# [EXERCISE DIRECTIONS]
Please transcribe the data below exactly. Leave the pictures out.

[Records that describe figures]
* START *

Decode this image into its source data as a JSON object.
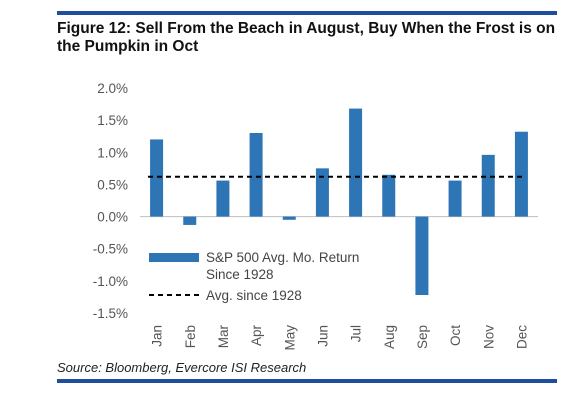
{
  "figure": {
    "title": "Figure 12: Sell From the Beach in August, Buy When the Frost is on the Pumpkin in Oct",
    "source": "Source: Bloomberg, Evercore ISI Research"
  },
  "chart_data": {
    "type": "bar",
    "categories": [
      "Jan",
      "Feb",
      "Mar",
      "Apr",
      "May",
      "Jun",
      "Jul",
      "Aug",
      "Sep",
      "Oct",
      "Nov",
      "Dec"
    ],
    "series": [
      {
        "name": "S&P 500 Avg. Mo. Return Since 1928",
        "values": [
          1.2,
          -0.13,
          0.56,
          1.3,
          -0.05,
          0.75,
          1.68,
          0.65,
          -1.22,
          0.56,
          0.96,
          1.32
        ]
      }
    ],
    "reference_line": {
      "name": "Avg. since 1928",
      "value": 0.62,
      "style": "dashed"
    },
    "y_ticks": [
      "2.0%",
      "1.5%",
      "1.0%",
      "0.5%",
      "0.0%",
      "-0.5%",
      "-1.0%",
      "-1.5%"
    ],
    "ylim": [
      -1.5,
      2.0
    ],
    "grid": false,
    "legend": {
      "placement": "bottom-left",
      "bar_label_line1": "S&P 500 Avg. Mo. Return",
      "bar_label_line2": "Since 1928",
      "line_label": "Avg. since 1928"
    },
    "colors": {
      "bar": "#2e75b6",
      "line": "#000000",
      "axis": "#bfbfbf"
    }
  }
}
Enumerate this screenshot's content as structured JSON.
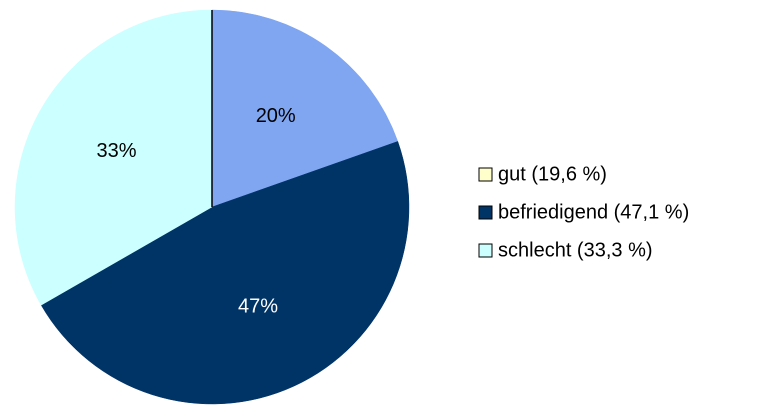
{
  "chart_data": {
    "type": "pie",
    "categories": [
      "gut (19,6 %)",
      "befriedigend (47,1 %)",
      "schlecht (33,3 %)"
    ],
    "values": [
      19.6,
      47.1,
      33.3
    ],
    "value_labels": [
      "20%",
      "47%",
      "33%"
    ],
    "colors": [
      "#80a6f2",
      "#003366",
      "#ccffff"
    ],
    "legend_colors": [
      "#ffffcc",
      "#003366",
      "#ccffff"
    ],
    "legend": "right"
  }
}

* END *

# [WRITTEN ANSWER]
Decode this image into its source data as a JSON object.
{
  "figure": {
    "title": "Figure 12: Sell From the Beach in August, Buy When the Frost is on the Pumpkin in Oct",
    "source": "Source: Bloomberg, Evercore ISI Research"
  },
  "chart_data": {
    "type": "bar",
    "categories": [
      "Jan",
      "Feb",
      "Mar",
      "Apr",
      "May",
      "Jun",
      "Jul",
      "Aug",
      "Sep",
      "Oct",
      "Nov",
      "Dec"
    ],
    "series": [
      {
        "name": "S&P 500 Avg. Mo. Return Since 1928",
        "values": [
          1.2,
          -0.13,
          0.56,
          1.3,
          -0.05,
          0.75,
          1.68,
          0.65,
          -1.22,
          0.56,
          0.96,
          1.32
        ]
      }
    ],
    "reference_line": {
      "name": "Avg. since 1928",
      "value": 0.62,
      "style": "dashed"
    },
    "y_ticks": [
      "2.0%",
      "1.5%",
      "1.0%",
      "0.5%",
      "0.0%",
      "-0.5%",
      "-1.0%",
      "-1.5%"
    ],
    "ylim": [
      -1.5,
      2.0
    ],
    "grid": false,
    "legend": {
      "placement": "bottom-left",
      "bar_label_line1": "S&P 500 Avg. Mo. Return",
      "bar_label_line2": "Since 1928",
      "line_label": "Avg. since 1928"
    },
    "colors": {
      "bar": "#2e75b6",
      "line": "#000000",
      "axis": "#bfbfbf"
    }
  }
}
Enumerate this screenshot's content as structured JSON.
{
  "chart_data": {
    "type": "pie",
    "categories": [
      "gut (19,6 %)",
      "befriedigend (47,1 %)",
      "schlecht (33,3 %)"
    ],
    "values": [
      19.6,
      47.1,
      33.3
    ],
    "value_labels": [
      "20%",
      "47%",
      "33%"
    ],
    "colors": [
      "#80a6f2",
      "#003366",
      "#ccffff"
    ],
    "legend_colors": [
      "#ffffcc",
      "#003366",
      "#ccffff"
    ],
    "legend": "right"
  }
}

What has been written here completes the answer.